** START Records for the exercise **

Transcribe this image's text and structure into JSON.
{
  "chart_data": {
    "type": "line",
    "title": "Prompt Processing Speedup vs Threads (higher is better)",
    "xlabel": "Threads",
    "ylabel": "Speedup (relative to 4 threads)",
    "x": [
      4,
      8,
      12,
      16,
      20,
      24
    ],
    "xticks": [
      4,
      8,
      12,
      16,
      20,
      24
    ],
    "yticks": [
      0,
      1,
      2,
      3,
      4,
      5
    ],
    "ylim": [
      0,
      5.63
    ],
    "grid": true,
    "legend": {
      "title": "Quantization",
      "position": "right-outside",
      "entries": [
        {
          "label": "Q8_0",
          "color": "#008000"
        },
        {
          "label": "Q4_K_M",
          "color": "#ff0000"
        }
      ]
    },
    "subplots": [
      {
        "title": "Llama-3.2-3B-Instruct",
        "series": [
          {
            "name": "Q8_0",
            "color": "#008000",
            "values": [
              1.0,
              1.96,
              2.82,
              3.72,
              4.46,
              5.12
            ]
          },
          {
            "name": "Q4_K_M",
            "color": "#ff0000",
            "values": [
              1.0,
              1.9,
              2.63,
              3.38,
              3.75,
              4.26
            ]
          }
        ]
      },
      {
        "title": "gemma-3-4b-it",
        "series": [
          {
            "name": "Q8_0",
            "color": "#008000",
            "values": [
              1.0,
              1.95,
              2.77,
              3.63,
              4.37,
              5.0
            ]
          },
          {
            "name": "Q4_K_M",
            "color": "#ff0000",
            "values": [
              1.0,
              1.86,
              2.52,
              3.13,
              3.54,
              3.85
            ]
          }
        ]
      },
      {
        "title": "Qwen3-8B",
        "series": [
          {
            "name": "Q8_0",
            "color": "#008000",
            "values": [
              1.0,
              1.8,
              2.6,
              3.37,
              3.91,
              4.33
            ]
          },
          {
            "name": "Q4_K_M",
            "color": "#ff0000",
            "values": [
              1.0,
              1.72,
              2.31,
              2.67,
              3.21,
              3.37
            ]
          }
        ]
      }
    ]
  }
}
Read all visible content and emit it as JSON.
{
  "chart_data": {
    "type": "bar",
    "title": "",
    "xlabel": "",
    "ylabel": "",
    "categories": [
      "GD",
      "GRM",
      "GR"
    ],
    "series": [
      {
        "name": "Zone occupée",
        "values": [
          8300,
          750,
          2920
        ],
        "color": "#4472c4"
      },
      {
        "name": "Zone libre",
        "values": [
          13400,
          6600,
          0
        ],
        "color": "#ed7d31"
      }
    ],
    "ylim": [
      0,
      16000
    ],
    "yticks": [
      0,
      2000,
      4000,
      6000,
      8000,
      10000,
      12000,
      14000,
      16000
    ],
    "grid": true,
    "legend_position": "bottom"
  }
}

** END Records for the exercise **

## Exercise goal
Each record above should be returned exactly as it appears.

## Expected answer
Transcribe this image's text and structure into JSON.
{
  "chart_data": {
    "type": "line",
    "title": "Prompt Processing Speedup vs Threads (higher is better)",
    "xlabel": "Threads",
    "ylabel": "Speedup (relative to 4 threads)",
    "x": [
      4,
      8,
      12,
      16,
      20,
      24
    ],
    "xticks": [
      4,
      8,
      12,
      16,
      20,
      24
    ],
    "yticks": [
      0,
      1,
      2,
      3,
      4,
      5
    ],
    "ylim": [
      0,
      5.63
    ],
    "grid": true,
    "legend": {
      "title": "Quantization",
      "position": "right-outside",
      "entries": [
        {
          "label": "Q8_0",
          "color": "#008000"
        },
        {
          "label": "Q4_K_M",
          "color": "#ff0000"
        }
      ]
    },
    "subplots": [
      {
        "title": "Llama-3.2-3B-Instruct",
        "series": [
          {
            "name": "Q8_0",
            "color": "#008000",
            "values": [
              1.0,
              1.96,
              2.82,
              3.72,
              4.46,
              5.12
            ]
          },
          {
            "name": "Q4_K_M",
            "color": "#ff0000",
            "values": [
              1.0,
              1.9,
              2.63,
              3.38,
              3.75,
              4.26
            ]
          }
        ]
      },
      {
        "title": "gemma-3-4b-it",
        "series": [
          {
            "name": "Q8_0",
            "color": "#008000",
            "values": [
              1.0,
              1.95,
              2.77,
              3.63,
              4.37,
              5.0
            ]
          },
          {
            "name": "Q4_K_M",
            "color": "#ff0000",
            "values": [
              1.0,
              1.86,
              2.52,
              3.13,
              3.54,
              3.85
            ]
          }
        ]
      },
      {
        "title": "Qwen3-8B",
        "series": [
          {
            "name": "Q8_0",
            "color": "#008000",
            "values": [
              1.0,
              1.8,
              2.6,
              3.37,
              3.91,
              4.33
            ]
          },
          {
            "name": "Q4_K_M",
            "color": "#ff0000",
            "values": [
              1.0,
              1.72,
              2.31,
              2.67,
              3.21,
              3.37
            ]
          }
        ]
      }
    ]
  }
}
Read all visible content and emit it as JSON.
{
  "chart_data": {
    "type": "bar",
    "title": "",
    "xlabel": "",
    "ylabel": "",
    "categories": [
      "GD",
      "GRM",
      "GR"
    ],
    "series": [
      {
        "name": "Zone occupée",
        "values": [
          8300,
          750,
          2920
        ],
        "color": "#4472c4"
      },
      {
        "name": "Zone libre",
        "values": [
          13400,
          6600,
          0
        ],
        "color": "#ed7d31"
      }
    ],
    "ylim": [
      0,
      16000
    ],
    "yticks": [
      0,
      2000,
      4000,
      6000,
      8000,
      10000,
      12000,
      14000,
      16000
    ],
    "grid": true,
    "legend_position": "bottom"
  }
}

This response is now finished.